Stored dataset items:

— BEGIN —

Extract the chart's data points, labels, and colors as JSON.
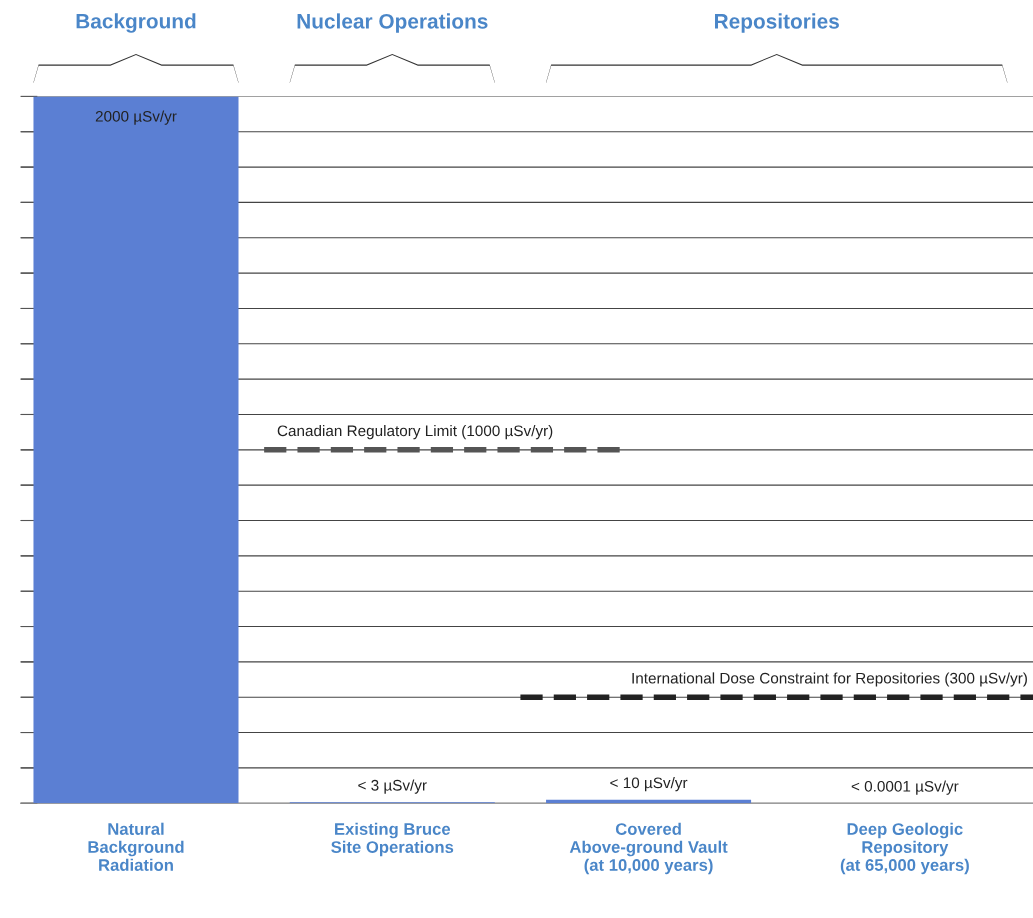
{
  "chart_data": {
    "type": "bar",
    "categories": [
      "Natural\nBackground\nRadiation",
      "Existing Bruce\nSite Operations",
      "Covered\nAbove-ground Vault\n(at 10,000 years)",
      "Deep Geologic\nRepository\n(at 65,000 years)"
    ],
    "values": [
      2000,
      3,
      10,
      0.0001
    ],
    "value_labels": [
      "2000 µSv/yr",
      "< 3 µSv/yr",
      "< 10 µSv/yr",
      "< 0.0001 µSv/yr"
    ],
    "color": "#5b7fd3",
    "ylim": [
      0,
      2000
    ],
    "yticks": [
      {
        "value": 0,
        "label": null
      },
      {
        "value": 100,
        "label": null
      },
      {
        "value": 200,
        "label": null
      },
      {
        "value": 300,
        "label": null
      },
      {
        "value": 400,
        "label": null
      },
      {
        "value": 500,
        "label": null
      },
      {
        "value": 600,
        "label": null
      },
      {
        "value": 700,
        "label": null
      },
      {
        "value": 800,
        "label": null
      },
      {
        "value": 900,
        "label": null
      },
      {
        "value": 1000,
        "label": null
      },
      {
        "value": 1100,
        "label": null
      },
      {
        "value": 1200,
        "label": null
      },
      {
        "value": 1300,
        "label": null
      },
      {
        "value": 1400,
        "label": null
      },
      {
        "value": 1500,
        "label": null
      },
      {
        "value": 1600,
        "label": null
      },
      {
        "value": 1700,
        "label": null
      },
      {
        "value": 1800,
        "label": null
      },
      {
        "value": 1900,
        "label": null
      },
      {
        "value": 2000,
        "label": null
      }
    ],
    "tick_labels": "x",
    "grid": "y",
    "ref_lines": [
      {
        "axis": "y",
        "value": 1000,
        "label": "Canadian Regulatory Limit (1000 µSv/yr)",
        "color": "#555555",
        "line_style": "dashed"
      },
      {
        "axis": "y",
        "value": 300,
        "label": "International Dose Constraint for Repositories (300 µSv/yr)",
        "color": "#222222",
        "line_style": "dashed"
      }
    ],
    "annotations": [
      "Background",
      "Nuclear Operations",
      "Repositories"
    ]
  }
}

— END —

**What is being asked**
Output an exact copy of the material, with the pictures removed.

**Solution to this task**
Extract the chart's data points, labels, and colors as JSON.
{
  "chart_data": {
    "type": "bar",
    "categories": [
      "Natural\nBackground\nRadiation",
      "Existing Bruce\nSite Operations",
      "Covered\nAbove-ground Vault\n(at 10,000 years)",
      "Deep Geologic\nRepository\n(at 65,000 years)"
    ],
    "values": [
      2000,
      3,
      10,
      0.0001
    ],
    "value_labels": [
      "2000 µSv/yr",
      "< 3 µSv/yr",
      "< 10 µSv/yr",
      "< 0.0001 µSv/yr"
    ],
    "color": "#5b7fd3",
    "ylim": [
      0,
      2000
    ],
    "yticks": [
      {
        "value": 0,
        "label": null
      },
      {
        "value": 100,
        "label": null
      },
      {
        "value": 200,
        "label": null
      },
      {
        "value": 300,
        "label": null
      },
      {
        "value": 400,
        "label": null
      },
      {
        "value": 500,
        "label": null
      },
      {
        "value": 600,
        "label": null
      },
      {
        "value": 700,
        "label": null
      },
      {
        "value": 800,
        "label": null
      },
      {
        "value": 900,
        "label": null
      },
      {
        "value": 1000,
        "label": null
      },
      {
        "value": 1100,
        "label": null
      },
      {
        "value": 1200,
        "label": null
      },
      {
        "value": 1300,
        "label": null
      },
      {
        "value": 1400,
        "label": null
      },
      {
        "value": 1500,
        "label": null
      },
      {
        "value": 1600,
        "label": null
      },
      {
        "value": 1700,
        "label": null
      },
      {
        "value": 1800,
        "label": null
      },
      {
        "value": 1900,
        "label": null
      },
      {
        "value": 2000,
        "label": null
      }
    ],
    "tick_labels": "x",
    "grid": "y",
    "ref_lines": [
      {
        "axis": "y",
        "value": 1000,
        "label": "Canadian Regulatory Limit (1000 µSv/yr)",
        "color": "#555555",
        "line_style": "dashed"
      },
      {
        "axis": "y",
        "value": 300,
        "label": "International Dose Constraint for Repositories (300 µSv/yr)",
        "color": "#222222",
        "line_style": "dashed"
      }
    ],
    "annotations": [
      "Background",
      "Nuclear Operations",
      "Repositories"
    ]
  }
}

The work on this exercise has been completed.